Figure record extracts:
= = = =

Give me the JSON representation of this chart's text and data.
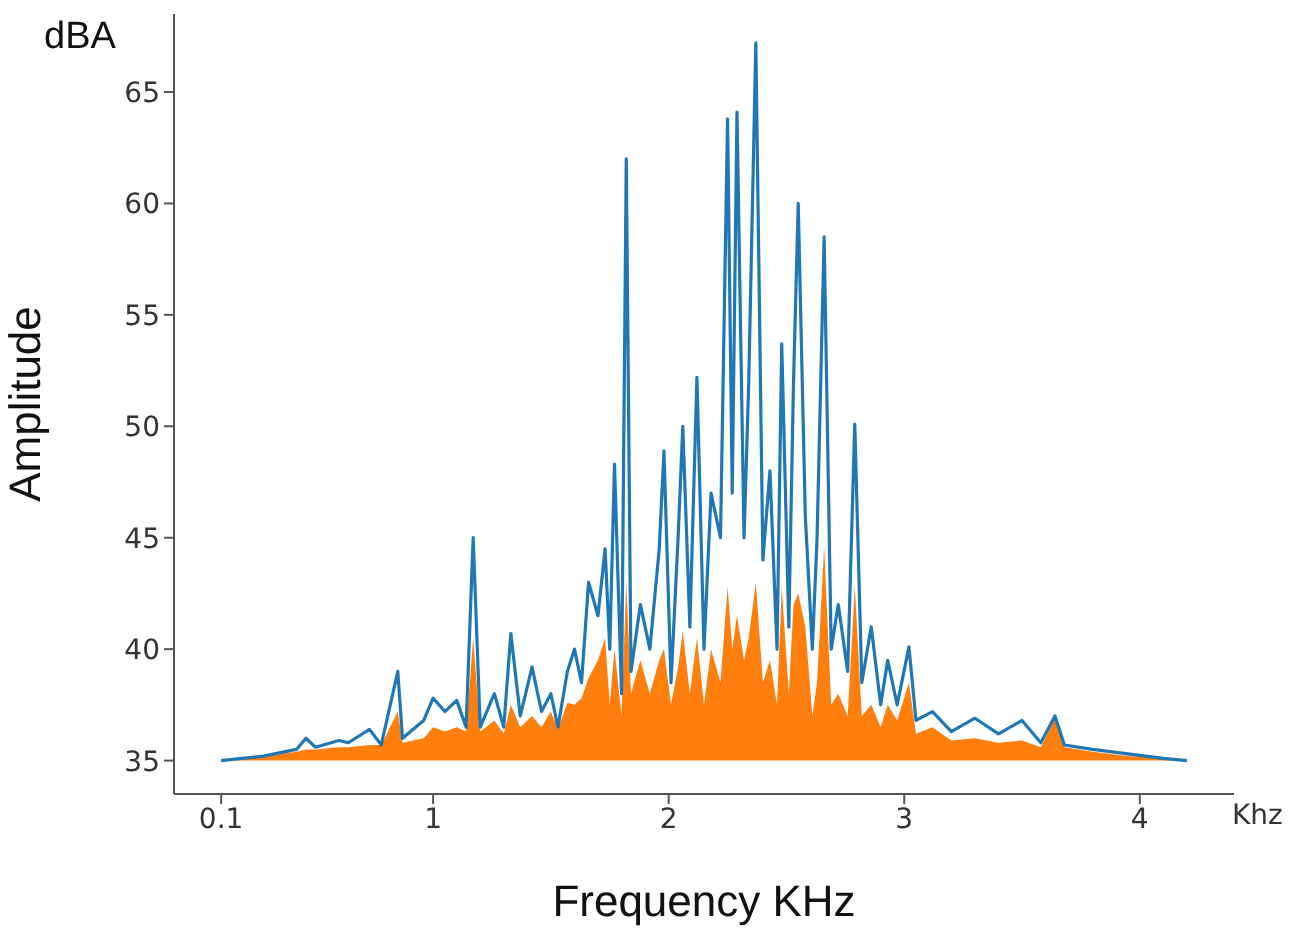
{
  "chart_data": {
    "type": "line",
    "xlabel": "Frequency KHz",
    "ylabel": "Amplitude",
    "annotations": [
      "dBA",
      "Khz"
    ],
    "x": [
      0.1,
      0.28,
      0.42,
      0.46,
      0.5,
      0.6,
      0.64,
      0.73,
      0.78,
      0.85,
      0.87,
      0.96,
      1.0,
      1.05,
      1.1,
      1.14,
      1.17,
      1.2,
      1.26,
      1.3,
      1.33,
      1.37,
      1.42,
      1.46,
      1.5,
      1.53,
      1.57,
      1.6,
      1.63,
      1.66,
      1.7,
      1.73,
      1.75,
      1.77,
      1.8,
      1.82,
      1.84,
      1.88,
      1.92,
      1.96,
      1.98,
      2.01,
      2.04,
      2.06,
      2.09,
      2.12,
      2.15,
      2.18,
      2.22,
      2.25,
      2.27,
      2.29,
      2.32,
      2.34,
      2.37,
      2.4,
      2.43,
      2.46,
      2.48,
      2.51,
      2.53,
      2.55,
      2.58,
      2.61,
      2.63,
      2.66,
      2.69,
      2.72,
      2.76,
      2.79,
      2.82,
      2.86,
      2.9,
      2.93,
      2.97,
      3.02,
      3.05,
      3.12,
      3.2,
      3.3,
      3.4,
      3.5,
      3.58,
      3.64,
      3.68,
      3.8,
      3.95,
      4.1,
      4.2
    ],
    "series": [
      {
        "type": "line",
        "color": "#1f77b4",
        "values": [
          35,
          35.2,
          35.5,
          36,
          35.6,
          35.9,
          35.8,
          36.4,
          35.7,
          39,
          36,
          36.8,
          37.8,
          37.2,
          37.7,
          36.5,
          45,
          36.5,
          38,
          36.5,
          40.7,
          37,
          39.2,
          37.2,
          38,
          36.5,
          39,
          40,
          38.5,
          43,
          41.5,
          44.5,
          40,
          48.3,
          38,
          62,
          39,
          42,
          40,
          44.5,
          48.9,
          38.5,
          45,
          50,
          41,
          52.2,
          40,
          47,
          45,
          63.8,
          47,
          64.1,
          45,
          52,
          67.2,
          44,
          48,
          40,
          53.7,
          41,
          52,
          60,
          46,
          40,
          45,
          58.5,
          40,
          42,
          39,
          50.1,
          38.5,
          41,
          37.5,
          39.5,
          37.5,
          40.1,
          36.8,
          37.2,
          36.3,
          36.9,
          36.2,
          36.8,
          35.8,
          37,
          35.7,
          35.5,
          35.3,
          35.1,
          35
        ]
      },
      {
        "type": "area",
        "color": "#ff7f0e",
        "values": [
          35,
          35.2,
          35.4,
          35.5,
          35.5,
          35.6,
          35.6,
          35.7,
          35.7,
          37.2,
          35.8,
          36,
          36.5,
          36.3,
          36.5,
          36.3,
          40.5,
          36.3,
          36.8,
          36.2,
          37.5,
          36.5,
          37,
          36.5,
          37.2,
          36.4,
          37.6,
          37.5,
          37.8,
          38.7,
          39.5,
          40.5,
          37.5,
          40,
          37,
          43,
          38,
          39.5,
          38,
          39.5,
          40,
          37.5,
          39.2,
          40.8,
          38,
          40.5,
          37.5,
          40,
          38.5,
          42.8,
          40,
          41.5,
          39.5,
          40.5,
          43,
          38.5,
          39.5,
          37.5,
          42.8,
          38,
          42,
          42.5,
          41,
          37,
          38.5,
          44.6,
          37.5,
          38,
          37,
          42.8,
          37,
          37.5,
          36.5,
          37.5,
          36.8,
          38.5,
          36.2,
          36.5,
          35.9,
          36,
          35.8,
          35.9,
          35.6,
          36.9,
          35.6,
          35.4,
          35.2,
          35.1,
          35
        ]
      }
    ],
    "xlim": [
      -0.1,
      4.4
    ],
    "xticks": [
      0.1,
      1,
      2,
      3,
      4
    ],
    "ylim": [
      33.5,
      68.5
    ],
    "yticks": [
      35,
      40,
      45,
      50,
      55,
      60,
      65
    ],
    "grid": false,
    "legend": false
  }
}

= = = =

Your objective:
Quote every line of the records above exactly; no picture is to be copied.

Task result:
Give me the JSON representation of this chart's text and data.
{
  "chart_data": {
    "type": "line",
    "xlabel": "Frequency KHz",
    "ylabel": "Amplitude",
    "annotations": [
      "dBA",
      "Khz"
    ],
    "x": [
      0.1,
      0.28,
      0.42,
      0.46,
      0.5,
      0.6,
      0.64,
      0.73,
      0.78,
      0.85,
      0.87,
      0.96,
      1.0,
      1.05,
      1.1,
      1.14,
      1.17,
      1.2,
      1.26,
      1.3,
      1.33,
      1.37,
      1.42,
      1.46,
      1.5,
      1.53,
      1.57,
      1.6,
      1.63,
      1.66,
      1.7,
      1.73,
      1.75,
      1.77,
      1.8,
      1.82,
      1.84,
      1.88,
      1.92,
      1.96,
      1.98,
      2.01,
      2.04,
      2.06,
      2.09,
      2.12,
      2.15,
      2.18,
      2.22,
      2.25,
      2.27,
      2.29,
      2.32,
      2.34,
      2.37,
      2.4,
      2.43,
      2.46,
      2.48,
      2.51,
      2.53,
      2.55,
      2.58,
      2.61,
      2.63,
      2.66,
      2.69,
      2.72,
      2.76,
      2.79,
      2.82,
      2.86,
      2.9,
      2.93,
      2.97,
      3.02,
      3.05,
      3.12,
      3.2,
      3.3,
      3.4,
      3.5,
      3.58,
      3.64,
      3.68,
      3.8,
      3.95,
      4.1,
      4.2
    ],
    "series": [
      {
        "type": "line",
        "color": "#1f77b4",
        "values": [
          35,
          35.2,
          35.5,
          36,
          35.6,
          35.9,
          35.8,
          36.4,
          35.7,
          39,
          36,
          36.8,
          37.8,
          37.2,
          37.7,
          36.5,
          45,
          36.5,
          38,
          36.5,
          40.7,
          37,
          39.2,
          37.2,
          38,
          36.5,
          39,
          40,
          38.5,
          43,
          41.5,
          44.5,
          40,
          48.3,
          38,
          62,
          39,
          42,
          40,
          44.5,
          48.9,
          38.5,
          45,
          50,
          41,
          52.2,
          40,
          47,
          45,
          63.8,
          47,
          64.1,
          45,
          52,
          67.2,
          44,
          48,
          40,
          53.7,
          41,
          52,
          60,
          46,
          40,
          45,
          58.5,
          40,
          42,
          39,
          50.1,
          38.5,
          41,
          37.5,
          39.5,
          37.5,
          40.1,
          36.8,
          37.2,
          36.3,
          36.9,
          36.2,
          36.8,
          35.8,
          37,
          35.7,
          35.5,
          35.3,
          35.1,
          35
        ]
      },
      {
        "type": "area",
        "color": "#ff7f0e",
        "values": [
          35,
          35.2,
          35.4,
          35.5,
          35.5,
          35.6,
          35.6,
          35.7,
          35.7,
          37.2,
          35.8,
          36,
          36.5,
          36.3,
          36.5,
          36.3,
          40.5,
          36.3,
          36.8,
          36.2,
          37.5,
          36.5,
          37,
          36.5,
          37.2,
          36.4,
          37.6,
          37.5,
          37.8,
          38.7,
          39.5,
          40.5,
          37.5,
          40,
          37,
          43,
          38,
          39.5,
          38,
          39.5,
          40,
          37.5,
          39.2,
          40.8,
          38,
          40.5,
          37.5,
          40,
          38.5,
          42.8,
          40,
          41.5,
          39.5,
          40.5,
          43,
          38.5,
          39.5,
          37.5,
          42.8,
          38,
          42,
          42.5,
          41,
          37,
          38.5,
          44.6,
          37.5,
          38,
          37,
          42.8,
          37,
          37.5,
          36.5,
          37.5,
          36.8,
          38.5,
          36.2,
          36.5,
          35.9,
          36,
          35.8,
          35.9,
          35.6,
          36.9,
          35.6,
          35.4,
          35.2,
          35.1,
          35
        ]
      }
    ],
    "xlim": [
      -0.1,
      4.4
    ],
    "xticks": [
      0.1,
      1,
      2,
      3,
      4
    ],
    "ylim": [
      33.5,
      68.5
    ],
    "yticks": [
      35,
      40,
      45,
      50,
      55,
      60,
      65
    ],
    "grid": false,
    "legend": false
  }
}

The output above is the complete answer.